* START *

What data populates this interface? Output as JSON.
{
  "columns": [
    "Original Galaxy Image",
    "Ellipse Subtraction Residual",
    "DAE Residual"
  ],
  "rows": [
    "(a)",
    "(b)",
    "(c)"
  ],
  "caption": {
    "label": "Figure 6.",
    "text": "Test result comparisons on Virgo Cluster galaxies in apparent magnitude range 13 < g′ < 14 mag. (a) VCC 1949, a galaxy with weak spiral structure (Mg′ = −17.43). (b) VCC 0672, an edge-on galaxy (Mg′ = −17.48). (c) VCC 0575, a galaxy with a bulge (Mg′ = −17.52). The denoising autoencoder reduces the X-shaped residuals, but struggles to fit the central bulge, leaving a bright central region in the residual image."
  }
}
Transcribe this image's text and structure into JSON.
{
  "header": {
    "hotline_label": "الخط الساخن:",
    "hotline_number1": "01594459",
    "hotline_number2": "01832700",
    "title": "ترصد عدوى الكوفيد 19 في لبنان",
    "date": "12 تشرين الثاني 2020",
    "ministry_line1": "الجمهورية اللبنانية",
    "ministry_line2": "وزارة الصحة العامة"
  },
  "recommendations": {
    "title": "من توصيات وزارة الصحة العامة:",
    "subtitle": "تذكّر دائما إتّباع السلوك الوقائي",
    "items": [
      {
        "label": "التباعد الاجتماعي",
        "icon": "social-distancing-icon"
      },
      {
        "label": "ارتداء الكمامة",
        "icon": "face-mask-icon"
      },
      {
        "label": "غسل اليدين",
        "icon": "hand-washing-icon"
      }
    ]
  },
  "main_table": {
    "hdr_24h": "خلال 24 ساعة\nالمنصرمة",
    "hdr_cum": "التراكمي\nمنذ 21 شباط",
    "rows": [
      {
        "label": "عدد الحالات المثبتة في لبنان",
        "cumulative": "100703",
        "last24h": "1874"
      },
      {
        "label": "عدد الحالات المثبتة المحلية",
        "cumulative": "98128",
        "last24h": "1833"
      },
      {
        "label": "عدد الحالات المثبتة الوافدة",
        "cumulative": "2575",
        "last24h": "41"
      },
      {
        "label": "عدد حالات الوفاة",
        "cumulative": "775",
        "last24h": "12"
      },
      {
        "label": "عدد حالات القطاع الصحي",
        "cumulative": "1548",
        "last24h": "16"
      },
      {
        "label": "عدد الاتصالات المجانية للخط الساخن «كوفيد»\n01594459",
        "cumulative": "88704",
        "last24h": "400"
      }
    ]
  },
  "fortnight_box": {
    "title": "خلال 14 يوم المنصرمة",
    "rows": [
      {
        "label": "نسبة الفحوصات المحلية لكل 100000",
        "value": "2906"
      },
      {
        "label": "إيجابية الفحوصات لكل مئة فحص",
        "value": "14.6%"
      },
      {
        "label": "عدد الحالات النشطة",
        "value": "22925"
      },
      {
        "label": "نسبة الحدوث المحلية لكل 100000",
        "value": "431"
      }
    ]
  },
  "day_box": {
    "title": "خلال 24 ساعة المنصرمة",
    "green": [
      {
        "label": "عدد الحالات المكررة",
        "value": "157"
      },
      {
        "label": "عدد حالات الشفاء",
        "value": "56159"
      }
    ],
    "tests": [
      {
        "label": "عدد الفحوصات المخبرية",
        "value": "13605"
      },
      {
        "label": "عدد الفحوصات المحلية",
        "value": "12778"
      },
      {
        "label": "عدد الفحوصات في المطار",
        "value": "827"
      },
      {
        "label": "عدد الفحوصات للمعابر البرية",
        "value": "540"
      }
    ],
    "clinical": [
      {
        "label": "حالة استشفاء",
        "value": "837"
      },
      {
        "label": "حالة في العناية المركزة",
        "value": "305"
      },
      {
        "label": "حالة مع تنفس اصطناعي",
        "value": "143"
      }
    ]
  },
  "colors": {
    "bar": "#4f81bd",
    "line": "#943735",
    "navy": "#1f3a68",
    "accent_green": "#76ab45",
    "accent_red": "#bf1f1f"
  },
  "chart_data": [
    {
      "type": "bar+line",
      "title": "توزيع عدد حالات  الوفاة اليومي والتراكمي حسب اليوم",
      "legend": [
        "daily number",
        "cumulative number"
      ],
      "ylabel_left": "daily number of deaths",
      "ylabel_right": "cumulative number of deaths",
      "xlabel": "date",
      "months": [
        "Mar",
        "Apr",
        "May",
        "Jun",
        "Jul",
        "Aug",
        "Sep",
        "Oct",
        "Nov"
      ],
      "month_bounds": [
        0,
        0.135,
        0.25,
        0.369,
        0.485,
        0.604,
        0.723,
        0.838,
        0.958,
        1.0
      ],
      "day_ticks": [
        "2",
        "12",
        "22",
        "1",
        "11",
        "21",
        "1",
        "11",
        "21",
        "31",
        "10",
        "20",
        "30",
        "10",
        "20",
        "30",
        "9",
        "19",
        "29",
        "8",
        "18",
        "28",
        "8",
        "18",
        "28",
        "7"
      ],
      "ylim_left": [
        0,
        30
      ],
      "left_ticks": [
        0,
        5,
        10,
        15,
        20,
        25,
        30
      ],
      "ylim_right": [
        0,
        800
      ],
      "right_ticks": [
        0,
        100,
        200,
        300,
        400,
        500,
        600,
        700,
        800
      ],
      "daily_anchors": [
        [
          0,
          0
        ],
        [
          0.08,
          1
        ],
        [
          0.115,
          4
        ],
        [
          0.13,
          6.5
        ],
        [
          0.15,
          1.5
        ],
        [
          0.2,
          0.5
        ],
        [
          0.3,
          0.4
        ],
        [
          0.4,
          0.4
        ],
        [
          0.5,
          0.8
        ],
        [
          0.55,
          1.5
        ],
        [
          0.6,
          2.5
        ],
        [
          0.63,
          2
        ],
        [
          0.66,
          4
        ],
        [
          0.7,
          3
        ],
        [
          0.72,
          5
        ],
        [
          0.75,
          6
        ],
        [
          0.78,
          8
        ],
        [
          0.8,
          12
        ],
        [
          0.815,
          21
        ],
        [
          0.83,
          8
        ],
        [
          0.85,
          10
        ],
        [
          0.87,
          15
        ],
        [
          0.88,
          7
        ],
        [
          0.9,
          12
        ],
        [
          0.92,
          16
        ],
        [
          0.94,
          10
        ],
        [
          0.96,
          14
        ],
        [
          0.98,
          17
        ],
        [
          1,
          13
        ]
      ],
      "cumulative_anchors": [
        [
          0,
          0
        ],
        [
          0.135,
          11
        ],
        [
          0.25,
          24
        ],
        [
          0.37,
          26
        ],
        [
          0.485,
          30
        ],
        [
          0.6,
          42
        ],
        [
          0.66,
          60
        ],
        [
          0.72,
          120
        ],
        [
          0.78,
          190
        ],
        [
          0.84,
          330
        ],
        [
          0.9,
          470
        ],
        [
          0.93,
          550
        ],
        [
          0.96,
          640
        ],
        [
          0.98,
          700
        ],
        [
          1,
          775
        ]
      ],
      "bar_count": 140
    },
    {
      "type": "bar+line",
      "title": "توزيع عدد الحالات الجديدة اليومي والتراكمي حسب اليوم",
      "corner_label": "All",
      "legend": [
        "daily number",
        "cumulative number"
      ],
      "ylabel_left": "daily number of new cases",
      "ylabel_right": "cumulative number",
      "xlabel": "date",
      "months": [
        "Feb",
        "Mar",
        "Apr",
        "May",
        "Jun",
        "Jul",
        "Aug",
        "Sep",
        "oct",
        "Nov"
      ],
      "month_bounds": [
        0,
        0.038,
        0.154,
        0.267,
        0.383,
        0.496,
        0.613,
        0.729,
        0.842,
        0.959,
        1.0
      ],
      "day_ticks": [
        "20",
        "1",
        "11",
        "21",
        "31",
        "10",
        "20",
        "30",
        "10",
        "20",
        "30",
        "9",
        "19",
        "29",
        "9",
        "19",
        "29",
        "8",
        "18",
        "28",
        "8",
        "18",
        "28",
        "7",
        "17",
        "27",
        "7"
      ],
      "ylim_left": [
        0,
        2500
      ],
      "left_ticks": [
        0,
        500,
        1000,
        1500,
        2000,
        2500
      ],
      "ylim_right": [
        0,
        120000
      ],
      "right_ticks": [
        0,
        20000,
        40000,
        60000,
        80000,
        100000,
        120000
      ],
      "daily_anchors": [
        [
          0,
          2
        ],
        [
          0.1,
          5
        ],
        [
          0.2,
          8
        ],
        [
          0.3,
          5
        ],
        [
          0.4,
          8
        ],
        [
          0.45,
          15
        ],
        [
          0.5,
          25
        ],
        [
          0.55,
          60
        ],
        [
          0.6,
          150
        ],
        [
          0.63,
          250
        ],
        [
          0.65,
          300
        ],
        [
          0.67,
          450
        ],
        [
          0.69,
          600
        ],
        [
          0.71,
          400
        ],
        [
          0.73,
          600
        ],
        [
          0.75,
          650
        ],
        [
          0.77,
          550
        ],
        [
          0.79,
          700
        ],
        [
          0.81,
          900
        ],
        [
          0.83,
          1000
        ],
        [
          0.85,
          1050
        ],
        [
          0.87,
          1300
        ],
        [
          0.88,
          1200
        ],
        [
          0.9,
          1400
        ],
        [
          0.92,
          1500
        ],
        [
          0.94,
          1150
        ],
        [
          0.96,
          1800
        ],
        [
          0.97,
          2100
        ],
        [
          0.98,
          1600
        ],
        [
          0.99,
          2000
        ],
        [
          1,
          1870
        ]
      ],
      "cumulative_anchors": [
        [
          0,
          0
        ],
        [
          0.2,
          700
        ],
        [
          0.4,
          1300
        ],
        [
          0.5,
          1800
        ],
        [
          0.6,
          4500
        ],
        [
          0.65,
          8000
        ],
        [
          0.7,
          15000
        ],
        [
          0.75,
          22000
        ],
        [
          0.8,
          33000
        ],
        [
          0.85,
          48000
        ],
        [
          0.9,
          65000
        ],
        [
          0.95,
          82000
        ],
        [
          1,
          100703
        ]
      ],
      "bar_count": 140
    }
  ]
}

* END *

Show all lines in the entries above where the word "الصحة" appears.

    "ministry_line2": "وزارة الصحة العامة"
    "title": "من توصيات وزارة الصحة العامة:",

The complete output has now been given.